WRITTEN REQUEST: Copy nothing but the text: reproduce each line of the listing exactly and leave the pictures out.

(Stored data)
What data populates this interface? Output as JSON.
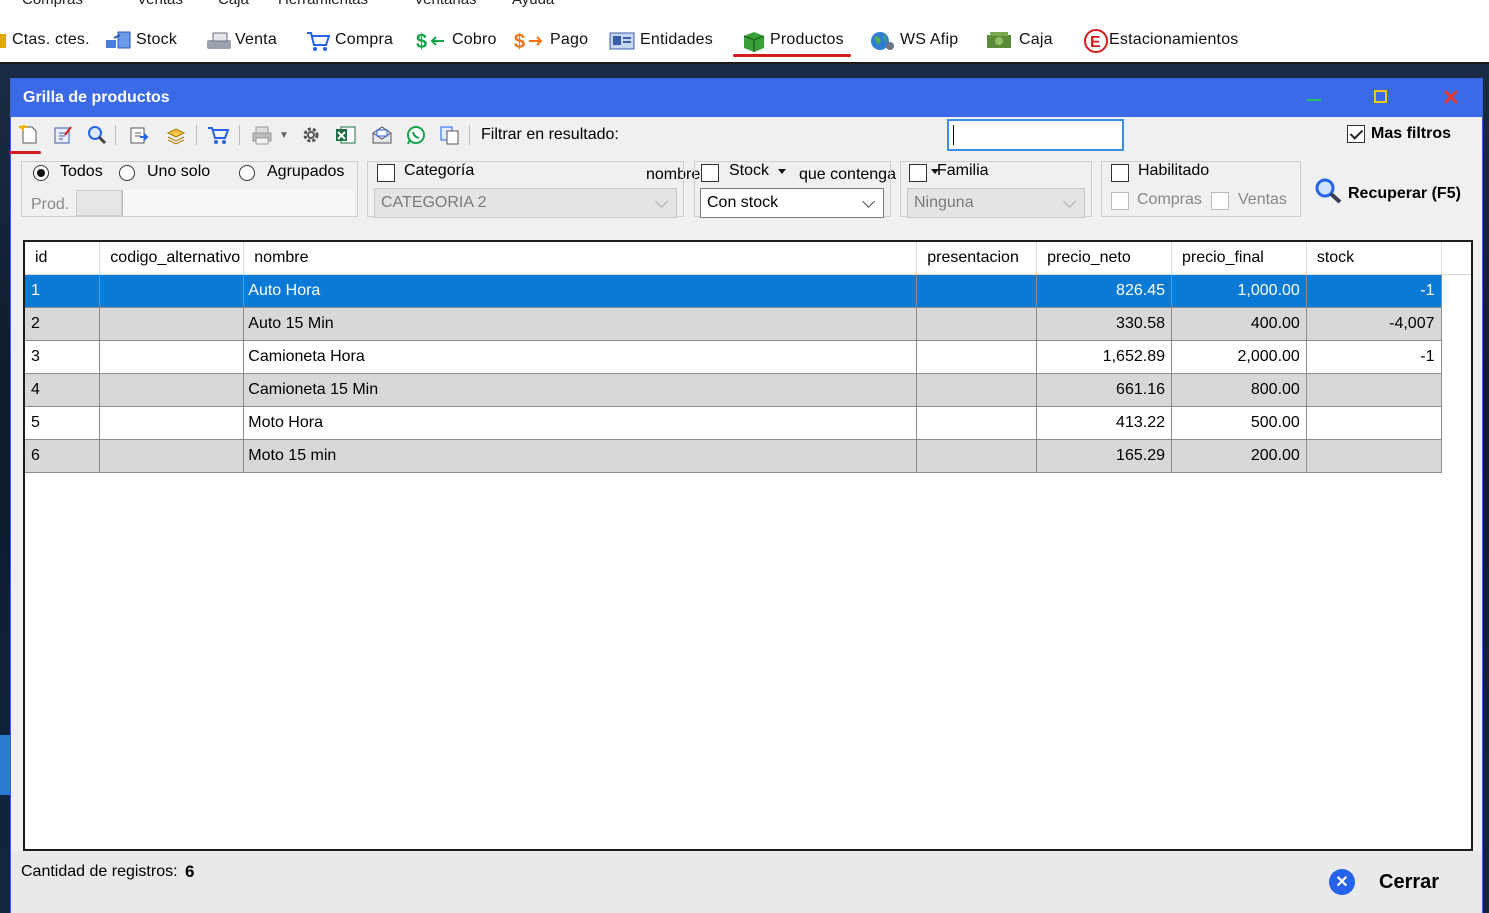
{
  "menubar": [
    "Compras",
    "Ventas",
    "Caja",
    "Herramientas",
    "Ventanas",
    "Ayuda"
  ],
  "app_toolbar": [
    {
      "label": "Ctas. ctes.",
      "icon": "accounts-icon"
    },
    {
      "label": "Stock",
      "icon": "stock-icon"
    },
    {
      "label": "Venta",
      "icon": "sale-icon"
    },
    {
      "label": "Compra",
      "icon": "cart-icon"
    },
    {
      "label": "Cobro",
      "icon": "cobro-icon"
    },
    {
      "label": "Pago",
      "icon": "pago-icon"
    },
    {
      "label": "Entidades",
      "icon": "entities-icon"
    },
    {
      "label": "Productos",
      "icon": "products-icon"
    },
    {
      "label": "WS Afip",
      "icon": "globe-icon"
    },
    {
      "label": "Caja",
      "icon": "cash-icon"
    },
    {
      "label": "Estacionamientos",
      "icon": "parking-icon"
    }
  ],
  "window": {
    "title": "Grilla de productos"
  },
  "grid_toolbar": {
    "filter_label": "Filtrar en resultado:",
    "field_value": "nombre",
    "operator_value": "que contenga",
    "search_value": "",
    "mas_filtros_label": "Mas filtros",
    "mas_filtros_checked": true
  },
  "filters": {
    "radios": {
      "todos": "Todos",
      "uno_solo": "Uno solo",
      "agrupados": "Agrupados",
      "selected": "Todos"
    },
    "prod_label": "Prod.",
    "categoria": {
      "label": "Categoría",
      "checked": false,
      "value": "CATEGORIA 2"
    },
    "stock": {
      "label": "Stock",
      "checked": false,
      "value": "Con stock"
    },
    "familia": {
      "label": "Familia",
      "checked": false,
      "value": "Ninguna"
    },
    "habilitado": {
      "label": "Habilitado",
      "checked": false,
      "compras": "Compras",
      "ventas": "Ventas"
    },
    "recuperar_label": "Recuperar (F5)"
  },
  "table": {
    "columns": [
      "id",
      "codigo_alternativo",
      "nombre",
      "presentacion",
      "precio_neto",
      "precio_final",
      "stock"
    ],
    "rows": [
      {
        "id": "1",
        "codigo_alternativo": "",
        "nombre": "Auto Hora",
        "presentacion": "",
        "precio_neto": "826.45",
        "precio_final": "1,000.00",
        "stock": "-1"
      },
      {
        "id": "2",
        "codigo_alternativo": "",
        "nombre": "Auto 15 Min",
        "presentacion": "",
        "precio_neto": "330.58",
        "precio_final": "400.00",
        "stock": "-4,007"
      },
      {
        "id": "3",
        "codigo_alternativo": "",
        "nombre": "Camioneta Hora",
        "presentacion": "",
        "precio_neto": "1,652.89",
        "precio_final": "2,000.00",
        "stock": "-1"
      },
      {
        "id": "4",
        "codigo_alternativo": "",
        "nombre": "Camioneta 15 Min",
        "presentacion": "",
        "precio_neto": "661.16",
        "precio_final": "800.00",
        "stock": ""
      },
      {
        "id": "5",
        "codigo_alternativo": "",
        "nombre": "Moto Hora",
        "presentacion": "",
        "precio_neto": "413.22",
        "precio_final": "500.00",
        "stock": ""
      },
      {
        "id": "6",
        "codigo_alternativo": "",
        "nombre": "Moto 15 min",
        "presentacion": "",
        "precio_neto": "165.29",
        "precio_final": "200.00",
        "stock": ""
      }
    ],
    "selected_row": 0
  },
  "footer": {
    "count_label": "Cantidad de registros:",
    "count_value": "6",
    "close_label": "Cerrar"
  },
  "colors": {
    "titlebar": "#3b6ae8",
    "selection": "#0a7ad6",
    "active_underline": "#d21b1b"
  }
}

SOLVED EXERCISE:
What data populates this interface? Output as JSON.
{
  "menubar": [
    "Compras",
    "Ventas",
    "Caja",
    "Herramientas",
    "Ventanas",
    "Ayuda"
  ],
  "app_toolbar": [
    {
      "label": "Ctas. ctes.",
      "icon": "accounts-icon"
    },
    {
      "label": "Stock",
      "icon": "stock-icon"
    },
    {
      "label": "Venta",
      "icon": "sale-icon"
    },
    {
      "label": "Compra",
      "icon": "cart-icon"
    },
    {
      "label": "Cobro",
      "icon": "cobro-icon"
    },
    {
      "label": "Pago",
      "icon": "pago-icon"
    },
    {
      "label": "Entidades",
      "icon": "entities-icon"
    },
    {
      "label": "Productos",
      "icon": "products-icon"
    },
    {
      "label": "WS Afip",
      "icon": "globe-icon"
    },
    {
      "label": "Caja",
      "icon": "cash-icon"
    },
    {
      "label": "Estacionamientos",
      "icon": "parking-icon"
    }
  ],
  "window": {
    "title": "Grilla de productos"
  },
  "grid_toolbar": {
    "filter_label": "Filtrar en resultado:",
    "field_value": "nombre",
    "operator_value": "que contenga",
    "search_value": "",
    "mas_filtros_label": "Mas filtros",
    "mas_filtros_checked": true
  },
  "filters": {
    "radios": {
      "todos": "Todos",
      "uno_solo": "Uno solo",
      "agrupados": "Agrupados",
      "selected": "Todos"
    },
    "prod_label": "Prod.",
    "categoria": {
      "label": "Categoría",
      "checked": false,
      "value": "CATEGORIA 2"
    },
    "stock": {
      "label": "Stock",
      "checked": false,
      "value": "Con stock"
    },
    "familia": {
      "label": "Familia",
      "checked": false,
      "value": "Ninguna"
    },
    "habilitado": {
      "label": "Habilitado",
      "checked": false,
      "compras": "Compras",
      "ventas": "Ventas"
    },
    "recuperar_label": "Recuperar (F5)"
  },
  "table": {
    "columns": [
      "id",
      "codigo_alternativo",
      "nombre",
      "presentacion",
      "precio_neto",
      "precio_final",
      "stock"
    ],
    "rows": [
      {
        "id": "1",
        "codigo_alternativo": "",
        "nombre": "Auto Hora",
        "presentacion": "",
        "precio_neto": "826.45",
        "precio_final": "1,000.00",
        "stock": "-1"
      },
      {
        "id": "2",
        "codigo_alternativo": "",
        "nombre": "Auto 15 Min",
        "presentacion": "",
        "precio_neto": "330.58",
        "precio_final": "400.00",
        "stock": "-4,007"
      },
      {
        "id": "3",
        "codigo_alternativo": "",
        "nombre": "Camioneta Hora",
        "presentacion": "",
        "precio_neto": "1,652.89",
        "precio_final": "2,000.00",
        "stock": "-1"
      },
      {
        "id": "4",
        "codigo_alternativo": "",
        "nombre": "Camioneta 15 Min",
        "presentacion": "",
        "precio_neto": "661.16",
        "precio_final": "800.00",
        "stock": ""
      },
      {
        "id": "5",
        "codigo_alternativo": "",
        "nombre": "Moto Hora",
        "presentacion": "",
        "precio_neto": "413.22",
        "precio_final": "500.00",
        "stock": ""
      },
      {
        "id": "6",
        "codigo_alternativo": "",
        "nombre": "Moto 15 min",
        "presentacion": "",
        "precio_neto": "165.29",
        "precio_final": "200.00",
        "stock": ""
      }
    ],
    "selected_row": 0
  },
  "footer": {
    "count_label": "Cantidad de registros:",
    "count_value": "6",
    "close_label": "Cerrar"
  },
  "colors": {
    "titlebar": "#3b6ae8",
    "selection": "#0a7ad6",
    "active_underline": "#d21b1b"
  }
}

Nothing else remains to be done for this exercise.